→ Exercise brief
Identify and reproduce every line holding the string "Requests".

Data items
§

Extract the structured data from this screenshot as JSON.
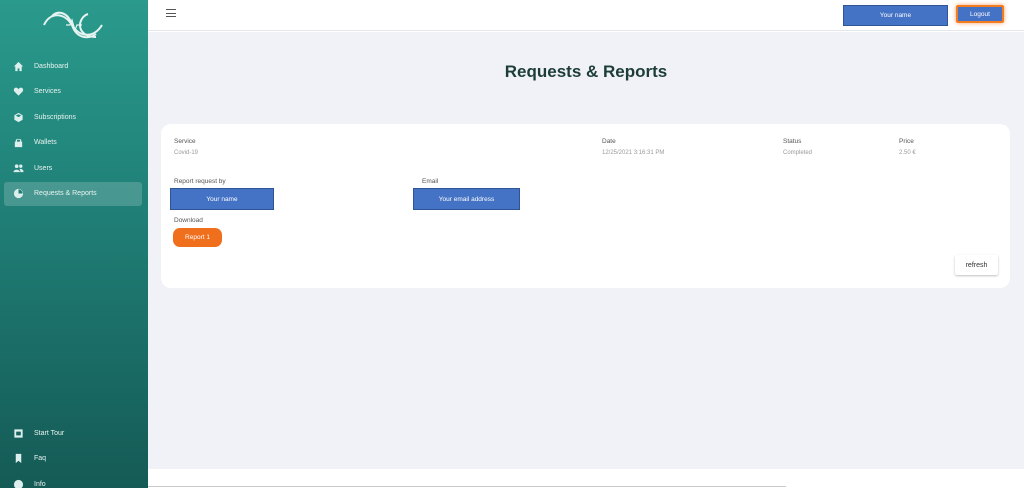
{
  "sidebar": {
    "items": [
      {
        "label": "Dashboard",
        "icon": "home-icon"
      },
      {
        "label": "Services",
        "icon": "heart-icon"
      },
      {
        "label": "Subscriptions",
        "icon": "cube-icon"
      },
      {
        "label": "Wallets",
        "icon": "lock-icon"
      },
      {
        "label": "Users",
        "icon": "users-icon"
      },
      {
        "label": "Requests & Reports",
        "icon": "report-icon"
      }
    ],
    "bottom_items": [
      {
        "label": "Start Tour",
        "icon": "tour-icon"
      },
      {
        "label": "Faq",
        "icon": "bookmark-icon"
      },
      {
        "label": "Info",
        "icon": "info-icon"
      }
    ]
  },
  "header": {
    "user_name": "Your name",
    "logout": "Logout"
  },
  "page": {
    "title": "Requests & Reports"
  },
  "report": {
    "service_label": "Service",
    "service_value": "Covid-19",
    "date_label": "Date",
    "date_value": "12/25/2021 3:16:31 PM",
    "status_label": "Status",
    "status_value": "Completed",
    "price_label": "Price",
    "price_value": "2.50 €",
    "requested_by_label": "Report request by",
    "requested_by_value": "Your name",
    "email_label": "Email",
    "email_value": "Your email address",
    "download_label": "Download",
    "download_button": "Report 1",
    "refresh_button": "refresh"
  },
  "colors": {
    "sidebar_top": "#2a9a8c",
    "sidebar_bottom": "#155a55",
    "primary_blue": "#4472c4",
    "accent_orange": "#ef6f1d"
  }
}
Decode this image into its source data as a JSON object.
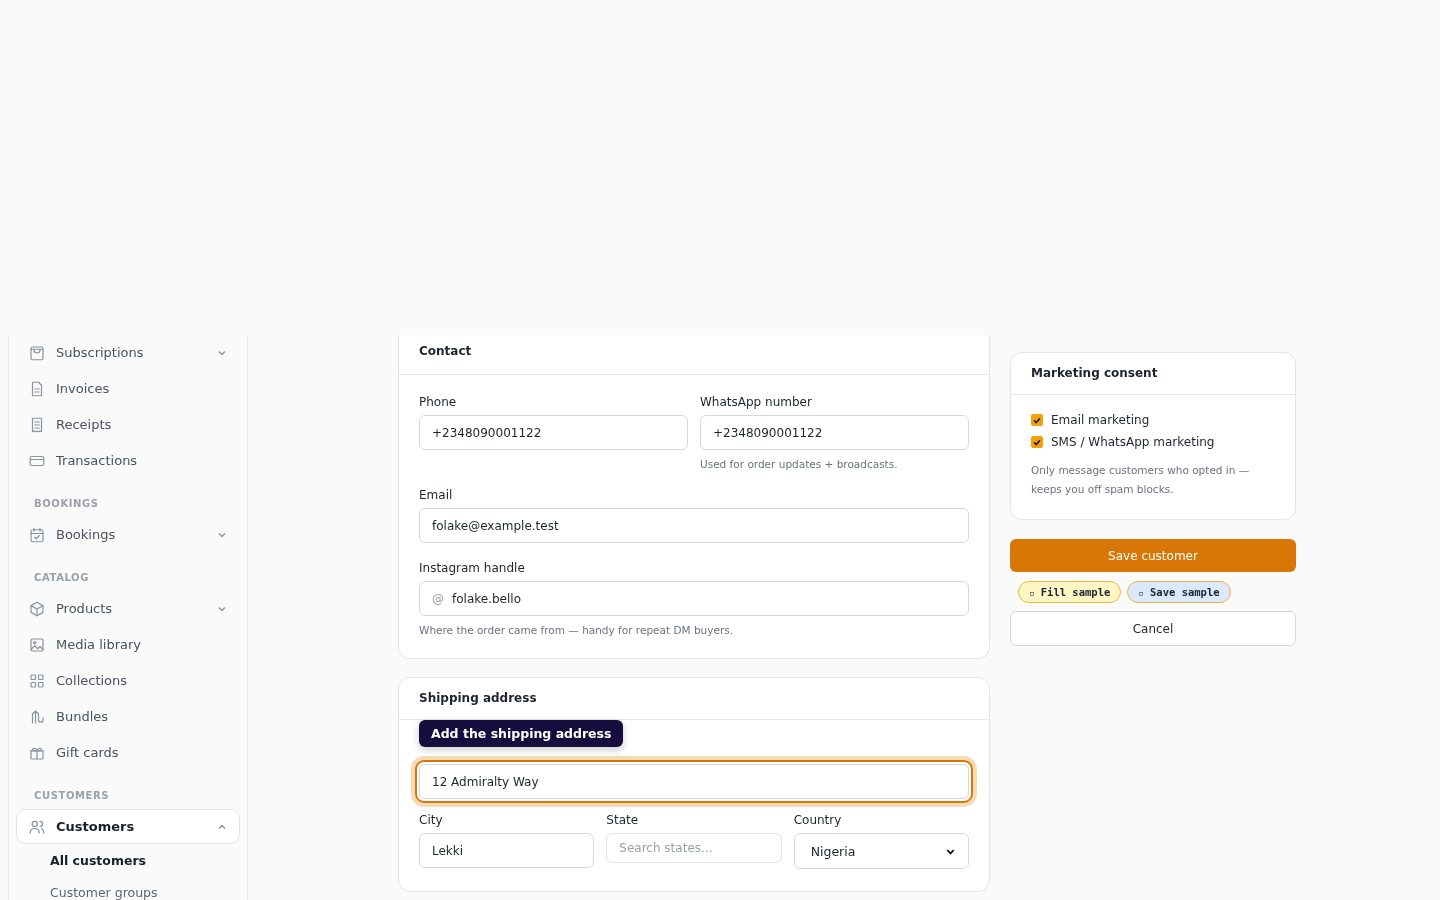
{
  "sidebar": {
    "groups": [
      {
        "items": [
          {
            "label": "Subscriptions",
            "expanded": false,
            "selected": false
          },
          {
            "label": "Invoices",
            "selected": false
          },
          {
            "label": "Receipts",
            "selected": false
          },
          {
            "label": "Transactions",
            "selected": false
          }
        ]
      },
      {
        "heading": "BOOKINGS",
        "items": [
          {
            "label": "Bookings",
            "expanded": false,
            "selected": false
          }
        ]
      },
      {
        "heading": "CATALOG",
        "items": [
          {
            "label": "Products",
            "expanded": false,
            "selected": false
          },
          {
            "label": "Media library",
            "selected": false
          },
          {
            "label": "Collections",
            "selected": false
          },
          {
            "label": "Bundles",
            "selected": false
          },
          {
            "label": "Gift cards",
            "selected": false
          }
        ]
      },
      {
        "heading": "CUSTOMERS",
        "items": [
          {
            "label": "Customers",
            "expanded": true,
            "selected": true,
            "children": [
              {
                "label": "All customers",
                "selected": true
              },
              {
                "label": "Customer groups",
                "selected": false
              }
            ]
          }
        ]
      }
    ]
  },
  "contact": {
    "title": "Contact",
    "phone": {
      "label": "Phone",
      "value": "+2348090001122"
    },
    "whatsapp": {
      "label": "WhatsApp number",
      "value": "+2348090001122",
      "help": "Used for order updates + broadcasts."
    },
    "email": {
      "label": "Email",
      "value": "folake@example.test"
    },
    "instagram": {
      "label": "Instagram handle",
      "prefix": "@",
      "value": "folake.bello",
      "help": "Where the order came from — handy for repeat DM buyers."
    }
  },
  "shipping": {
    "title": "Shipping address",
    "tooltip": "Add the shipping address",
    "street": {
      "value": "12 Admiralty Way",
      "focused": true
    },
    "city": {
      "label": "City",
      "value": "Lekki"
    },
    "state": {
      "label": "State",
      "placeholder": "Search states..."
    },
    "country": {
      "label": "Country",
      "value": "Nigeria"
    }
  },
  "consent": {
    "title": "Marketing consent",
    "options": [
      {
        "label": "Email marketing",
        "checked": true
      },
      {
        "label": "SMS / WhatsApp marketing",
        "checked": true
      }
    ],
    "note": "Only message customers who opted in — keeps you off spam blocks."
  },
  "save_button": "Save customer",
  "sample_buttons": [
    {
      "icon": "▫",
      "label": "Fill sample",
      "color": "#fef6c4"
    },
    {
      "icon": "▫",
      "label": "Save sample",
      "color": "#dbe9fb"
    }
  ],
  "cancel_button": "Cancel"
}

§

→ Result of the exercise
        "label": "Requests & Reports",
    "title": "Requests & Reports"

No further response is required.